» REQUIRED WORK
Give the number of lines containing the word "محمد", and nothing else.

» LISTED ENTRIES
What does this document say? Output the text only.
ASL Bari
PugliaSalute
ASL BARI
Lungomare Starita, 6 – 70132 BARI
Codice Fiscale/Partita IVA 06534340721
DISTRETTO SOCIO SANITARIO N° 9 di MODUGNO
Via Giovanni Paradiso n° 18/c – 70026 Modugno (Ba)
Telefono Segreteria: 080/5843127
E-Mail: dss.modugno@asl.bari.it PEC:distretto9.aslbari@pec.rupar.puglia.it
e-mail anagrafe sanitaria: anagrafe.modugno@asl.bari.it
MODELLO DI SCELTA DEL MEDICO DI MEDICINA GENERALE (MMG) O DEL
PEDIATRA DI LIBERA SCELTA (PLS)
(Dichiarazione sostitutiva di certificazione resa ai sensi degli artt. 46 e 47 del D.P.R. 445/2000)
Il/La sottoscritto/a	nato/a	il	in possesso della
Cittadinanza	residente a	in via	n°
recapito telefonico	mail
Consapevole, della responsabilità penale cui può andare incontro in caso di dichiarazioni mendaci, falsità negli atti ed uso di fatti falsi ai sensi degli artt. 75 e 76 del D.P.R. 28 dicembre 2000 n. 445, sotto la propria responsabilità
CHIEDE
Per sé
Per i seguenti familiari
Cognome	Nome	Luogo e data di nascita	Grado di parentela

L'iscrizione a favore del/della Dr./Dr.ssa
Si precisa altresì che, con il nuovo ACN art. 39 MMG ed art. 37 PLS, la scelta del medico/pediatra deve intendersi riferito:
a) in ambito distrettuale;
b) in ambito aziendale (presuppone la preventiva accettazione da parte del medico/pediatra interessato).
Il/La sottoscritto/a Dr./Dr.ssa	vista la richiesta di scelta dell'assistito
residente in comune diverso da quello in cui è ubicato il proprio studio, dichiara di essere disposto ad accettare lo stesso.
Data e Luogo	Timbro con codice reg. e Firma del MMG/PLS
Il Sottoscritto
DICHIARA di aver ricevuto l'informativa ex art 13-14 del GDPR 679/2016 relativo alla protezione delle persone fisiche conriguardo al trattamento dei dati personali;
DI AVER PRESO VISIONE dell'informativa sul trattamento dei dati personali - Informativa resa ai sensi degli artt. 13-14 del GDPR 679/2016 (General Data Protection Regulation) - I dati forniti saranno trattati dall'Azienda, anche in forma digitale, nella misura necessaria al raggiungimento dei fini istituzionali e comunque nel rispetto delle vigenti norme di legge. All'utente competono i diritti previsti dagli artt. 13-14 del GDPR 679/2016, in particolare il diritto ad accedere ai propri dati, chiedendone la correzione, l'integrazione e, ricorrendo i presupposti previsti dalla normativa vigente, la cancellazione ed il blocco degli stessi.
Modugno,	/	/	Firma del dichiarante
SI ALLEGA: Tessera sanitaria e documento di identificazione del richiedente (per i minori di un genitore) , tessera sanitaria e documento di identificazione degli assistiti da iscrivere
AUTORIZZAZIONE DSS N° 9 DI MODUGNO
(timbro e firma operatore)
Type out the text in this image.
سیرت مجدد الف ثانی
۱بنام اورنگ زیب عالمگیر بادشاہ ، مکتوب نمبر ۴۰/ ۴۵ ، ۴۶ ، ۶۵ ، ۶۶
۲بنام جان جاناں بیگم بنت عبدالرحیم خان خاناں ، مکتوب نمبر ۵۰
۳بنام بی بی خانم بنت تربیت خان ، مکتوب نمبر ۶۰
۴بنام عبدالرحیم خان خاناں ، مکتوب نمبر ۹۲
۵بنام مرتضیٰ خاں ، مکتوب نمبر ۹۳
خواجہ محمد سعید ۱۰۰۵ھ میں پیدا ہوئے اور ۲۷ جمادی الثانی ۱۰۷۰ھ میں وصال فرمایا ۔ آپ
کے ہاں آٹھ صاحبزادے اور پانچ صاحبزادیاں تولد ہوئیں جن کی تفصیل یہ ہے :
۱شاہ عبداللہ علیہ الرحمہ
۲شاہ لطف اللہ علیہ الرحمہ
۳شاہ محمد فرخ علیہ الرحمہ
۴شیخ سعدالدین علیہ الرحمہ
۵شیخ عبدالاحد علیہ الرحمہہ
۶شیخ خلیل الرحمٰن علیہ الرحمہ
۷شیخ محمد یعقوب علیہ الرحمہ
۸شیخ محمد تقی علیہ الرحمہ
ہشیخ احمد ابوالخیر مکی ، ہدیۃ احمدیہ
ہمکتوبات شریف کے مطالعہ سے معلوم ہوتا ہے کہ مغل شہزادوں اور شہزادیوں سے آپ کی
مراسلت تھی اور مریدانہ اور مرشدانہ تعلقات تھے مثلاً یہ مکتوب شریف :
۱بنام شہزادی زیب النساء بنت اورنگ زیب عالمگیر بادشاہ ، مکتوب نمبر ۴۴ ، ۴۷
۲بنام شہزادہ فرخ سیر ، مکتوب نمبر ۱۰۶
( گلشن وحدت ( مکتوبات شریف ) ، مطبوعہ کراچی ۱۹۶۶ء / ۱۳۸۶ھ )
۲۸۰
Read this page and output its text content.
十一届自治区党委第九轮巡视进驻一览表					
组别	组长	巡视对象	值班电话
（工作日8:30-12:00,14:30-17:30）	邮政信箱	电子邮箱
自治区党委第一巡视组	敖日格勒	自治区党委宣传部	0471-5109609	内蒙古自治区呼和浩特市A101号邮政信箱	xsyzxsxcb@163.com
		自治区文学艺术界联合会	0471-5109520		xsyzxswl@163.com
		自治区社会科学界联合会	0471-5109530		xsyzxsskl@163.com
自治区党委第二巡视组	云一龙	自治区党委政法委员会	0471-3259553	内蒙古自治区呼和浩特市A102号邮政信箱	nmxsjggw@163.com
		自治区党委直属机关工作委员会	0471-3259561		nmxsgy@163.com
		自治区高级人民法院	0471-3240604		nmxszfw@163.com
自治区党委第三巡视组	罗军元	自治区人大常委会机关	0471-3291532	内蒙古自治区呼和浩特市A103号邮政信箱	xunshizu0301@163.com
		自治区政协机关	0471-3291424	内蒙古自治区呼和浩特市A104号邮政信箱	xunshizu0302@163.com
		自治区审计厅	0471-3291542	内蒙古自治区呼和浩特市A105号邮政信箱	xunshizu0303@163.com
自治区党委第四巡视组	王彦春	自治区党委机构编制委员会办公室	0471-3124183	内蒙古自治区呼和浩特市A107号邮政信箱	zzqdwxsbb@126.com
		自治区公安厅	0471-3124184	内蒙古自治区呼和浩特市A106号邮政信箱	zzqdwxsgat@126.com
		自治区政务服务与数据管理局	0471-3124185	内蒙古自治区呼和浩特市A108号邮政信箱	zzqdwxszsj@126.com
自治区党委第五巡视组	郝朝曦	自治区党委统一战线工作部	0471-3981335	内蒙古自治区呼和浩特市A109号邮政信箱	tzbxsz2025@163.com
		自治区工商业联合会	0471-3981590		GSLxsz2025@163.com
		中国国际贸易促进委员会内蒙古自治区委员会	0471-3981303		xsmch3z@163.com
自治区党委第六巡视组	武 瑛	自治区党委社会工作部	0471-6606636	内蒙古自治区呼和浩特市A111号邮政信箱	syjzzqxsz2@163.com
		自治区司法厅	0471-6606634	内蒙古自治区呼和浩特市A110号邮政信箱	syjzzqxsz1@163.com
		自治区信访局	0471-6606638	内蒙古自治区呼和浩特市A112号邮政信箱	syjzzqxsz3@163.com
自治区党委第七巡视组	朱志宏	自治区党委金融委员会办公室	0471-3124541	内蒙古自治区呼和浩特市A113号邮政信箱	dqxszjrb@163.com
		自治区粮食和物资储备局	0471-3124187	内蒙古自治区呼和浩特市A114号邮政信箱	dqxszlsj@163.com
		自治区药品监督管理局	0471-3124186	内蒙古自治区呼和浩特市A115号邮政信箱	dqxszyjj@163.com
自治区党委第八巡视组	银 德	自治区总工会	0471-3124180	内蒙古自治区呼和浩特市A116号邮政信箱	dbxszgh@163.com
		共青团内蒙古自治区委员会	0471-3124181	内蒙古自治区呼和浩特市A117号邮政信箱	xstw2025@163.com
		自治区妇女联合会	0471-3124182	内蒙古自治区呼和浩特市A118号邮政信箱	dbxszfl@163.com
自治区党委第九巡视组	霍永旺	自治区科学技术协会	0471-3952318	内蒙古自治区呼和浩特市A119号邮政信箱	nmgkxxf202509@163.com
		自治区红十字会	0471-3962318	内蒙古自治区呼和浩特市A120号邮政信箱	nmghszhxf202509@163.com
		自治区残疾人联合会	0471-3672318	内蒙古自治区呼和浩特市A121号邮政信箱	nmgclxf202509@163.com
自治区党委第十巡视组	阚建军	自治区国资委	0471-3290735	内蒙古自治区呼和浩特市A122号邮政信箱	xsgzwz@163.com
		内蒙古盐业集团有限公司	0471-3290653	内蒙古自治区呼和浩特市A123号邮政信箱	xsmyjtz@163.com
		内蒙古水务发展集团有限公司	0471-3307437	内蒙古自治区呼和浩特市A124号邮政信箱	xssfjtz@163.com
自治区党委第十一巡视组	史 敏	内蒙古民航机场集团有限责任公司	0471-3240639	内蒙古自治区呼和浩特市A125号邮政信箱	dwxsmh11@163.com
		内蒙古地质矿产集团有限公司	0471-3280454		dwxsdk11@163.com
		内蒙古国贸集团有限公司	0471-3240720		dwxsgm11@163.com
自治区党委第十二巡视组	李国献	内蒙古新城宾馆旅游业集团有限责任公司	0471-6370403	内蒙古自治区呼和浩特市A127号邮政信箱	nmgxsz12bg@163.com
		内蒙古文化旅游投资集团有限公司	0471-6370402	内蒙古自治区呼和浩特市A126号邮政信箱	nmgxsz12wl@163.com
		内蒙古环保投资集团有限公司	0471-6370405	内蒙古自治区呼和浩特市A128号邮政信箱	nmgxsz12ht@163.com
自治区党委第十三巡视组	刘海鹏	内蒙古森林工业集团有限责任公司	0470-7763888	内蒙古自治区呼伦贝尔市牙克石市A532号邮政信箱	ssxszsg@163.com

» OUTPUT
4